● **MATERIAL PROVIDED**
-=-=-=-=-

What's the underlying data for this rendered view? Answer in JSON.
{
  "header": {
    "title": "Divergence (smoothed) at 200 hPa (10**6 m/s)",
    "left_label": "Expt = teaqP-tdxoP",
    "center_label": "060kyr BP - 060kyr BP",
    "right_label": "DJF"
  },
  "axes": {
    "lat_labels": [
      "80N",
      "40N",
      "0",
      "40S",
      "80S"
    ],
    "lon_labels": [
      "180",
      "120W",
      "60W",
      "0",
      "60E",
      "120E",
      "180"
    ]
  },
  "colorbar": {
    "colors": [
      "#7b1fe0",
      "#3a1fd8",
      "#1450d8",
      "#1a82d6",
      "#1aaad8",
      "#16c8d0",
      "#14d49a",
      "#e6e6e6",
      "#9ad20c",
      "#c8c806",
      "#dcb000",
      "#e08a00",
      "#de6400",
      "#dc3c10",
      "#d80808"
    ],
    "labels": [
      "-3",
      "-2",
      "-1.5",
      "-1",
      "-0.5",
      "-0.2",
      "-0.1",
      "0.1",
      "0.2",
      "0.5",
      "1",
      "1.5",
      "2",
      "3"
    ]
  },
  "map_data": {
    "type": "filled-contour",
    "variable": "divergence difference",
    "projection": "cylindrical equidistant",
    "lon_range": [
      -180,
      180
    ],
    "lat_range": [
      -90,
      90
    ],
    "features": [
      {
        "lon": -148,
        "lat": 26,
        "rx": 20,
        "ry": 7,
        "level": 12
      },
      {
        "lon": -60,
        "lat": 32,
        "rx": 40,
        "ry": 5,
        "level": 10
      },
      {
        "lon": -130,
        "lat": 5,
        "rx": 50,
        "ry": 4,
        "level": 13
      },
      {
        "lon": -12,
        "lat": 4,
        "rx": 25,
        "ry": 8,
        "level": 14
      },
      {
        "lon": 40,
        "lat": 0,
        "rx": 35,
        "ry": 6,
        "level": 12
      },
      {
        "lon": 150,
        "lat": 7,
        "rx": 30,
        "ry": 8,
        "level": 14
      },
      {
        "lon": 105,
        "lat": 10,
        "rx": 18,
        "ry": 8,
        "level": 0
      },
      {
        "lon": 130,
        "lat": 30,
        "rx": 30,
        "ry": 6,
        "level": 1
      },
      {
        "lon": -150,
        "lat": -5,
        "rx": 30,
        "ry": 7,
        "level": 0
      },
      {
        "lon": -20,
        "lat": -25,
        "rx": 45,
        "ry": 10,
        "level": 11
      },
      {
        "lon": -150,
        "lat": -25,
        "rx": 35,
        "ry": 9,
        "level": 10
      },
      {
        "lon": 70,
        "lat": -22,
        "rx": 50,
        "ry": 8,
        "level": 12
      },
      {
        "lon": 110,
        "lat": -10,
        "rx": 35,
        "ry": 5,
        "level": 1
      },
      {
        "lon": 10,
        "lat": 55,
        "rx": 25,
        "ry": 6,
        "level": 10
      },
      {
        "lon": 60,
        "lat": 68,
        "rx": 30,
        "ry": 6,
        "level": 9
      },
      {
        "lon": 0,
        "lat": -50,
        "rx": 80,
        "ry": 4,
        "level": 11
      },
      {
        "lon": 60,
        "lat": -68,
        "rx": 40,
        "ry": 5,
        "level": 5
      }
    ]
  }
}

-=-=-=-=-

● **WHAT THE EXERCISE ASKS**
Extract the whole listing, character for character.

● **RESPONSE**
What's the underlying data for this rendered view? Answer in JSON.
{
  "header": {
    "title": "Divergence (smoothed) at 200 hPa (10**6 m/s)",
    "left_label": "Expt = teaqP-tdxoP",
    "center_label": "060kyr BP - 060kyr BP",
    "right_label": "DJF"
  },
  "axes": {
    "lat_labels": [
      "80N",
      "40N",
      "0",
      "40S",
      "80S"
    ],
    "lon_labels": [
      "180",
      "120W",
      "60W",
      "0",
      "60E",
      "120E",
      "180"
    ]
  },
  "colorbar": {
    "colors": [
      "#7b1fe0",
      "#3a1fd8",
      "#1450d8",
      "#1a82d6",
      "#1aaad8",
      "#16c8d0",
      "#14d49a",
      "#e6e6e6",
      "#9ad20c",
      "#c8c806",
      "#dcb000",
      "#e08a00",
      "#de6400",
      "#dc3c10",
      "#d80808"
    ],
    "labels": [
      "-3",
      "-2",
      "-1.5",
      "-1",
      "-0.5",
      "-0.2",
      "-0.1",
      "0.1",
      "0.2",
      "0.5",
      "1",
      "1.5",
      "2",
      "3"
    ]
  },
  "map_data": {
    "type": "filled-contour",
    "variable": "divergence difference",
    "projection": "cylindrical equidistant",
    "lon_range": [
      -180,
      180
    ],
    "lat_range": [
      -90,
      90
    ],
    "features": [
      {
        "lon": -148,
        "lat": 26,
        "rx": 20,
        "ry": 7,
        "level": 12
      },
      {
        "lon": -60,
        "lat": 32,
        "rx": 40,
        "ry": 5,
        "level": 10
      },
      {
        "lon": -130,
        "lat": 5,
        "rx": 50,
        "ry": 4,
        "level": 13
      },
      {
        "lon": -12,
        "lat": 4,
        "rx": 25,
        "ry": 8,
        "level": 14
      },
      {
        "lon": 40,
        "lat": 0,
        "rx": 35,
        "ry": 6,
        "level": 12
      },
      {
        "lon": 150,
        "lat": 7,
        "rx": 30,
        "ry": 8,
        "level": 14
      },
      {
        "lon": 105,
        "lat": 10,
        "rx": 18,
        "ry": 8,
        "level": 0
      },
      {
        "lon": 130,
        "lat": 30,
        "rx": 30,
        "ry": 6,
        "level": 1
      },
      {
        "lon": -150,
        "lat": -5,
        "rx": 30,
        "ry": 7,
        "level": 0
      },
      {
        "lon": -20,
        "lat": -25,
        "rx": 45,
        "ry": 10,
        "level": 11
      },
      {
        "lon": -150,
        "lat": -25,
        "rx": 35,
        "ry": 9,
        "level": 10
      },
      {
        "lon": 70,
        "lat": -22,
        "rx": 50,
        "ry": 8,
        "level": 12
      },
      {
        "lon": 110,
        "lat": -10,
        "rx": 35,
        "ry": 5,
        "level": 1
      },
      {
        "lon": 10,
        "lat": 55,
        "rx": 25,
        "ry": 6,
        "level": 10
      },
      {
        "lon": 60,
        "lat": 68,
        "rx": 30,
        "ry": 6,
        "level": 9
      },
      {
        "lon": 0,
        "lat": -50,
        "rx": 80,
        "ry": 4,
        "level": 11
      },
      {
        "lon": 60,
        "lat": -68,
        "rx": 40,
        "ry": 5,
        "level": 5
      }
    ]
  }
}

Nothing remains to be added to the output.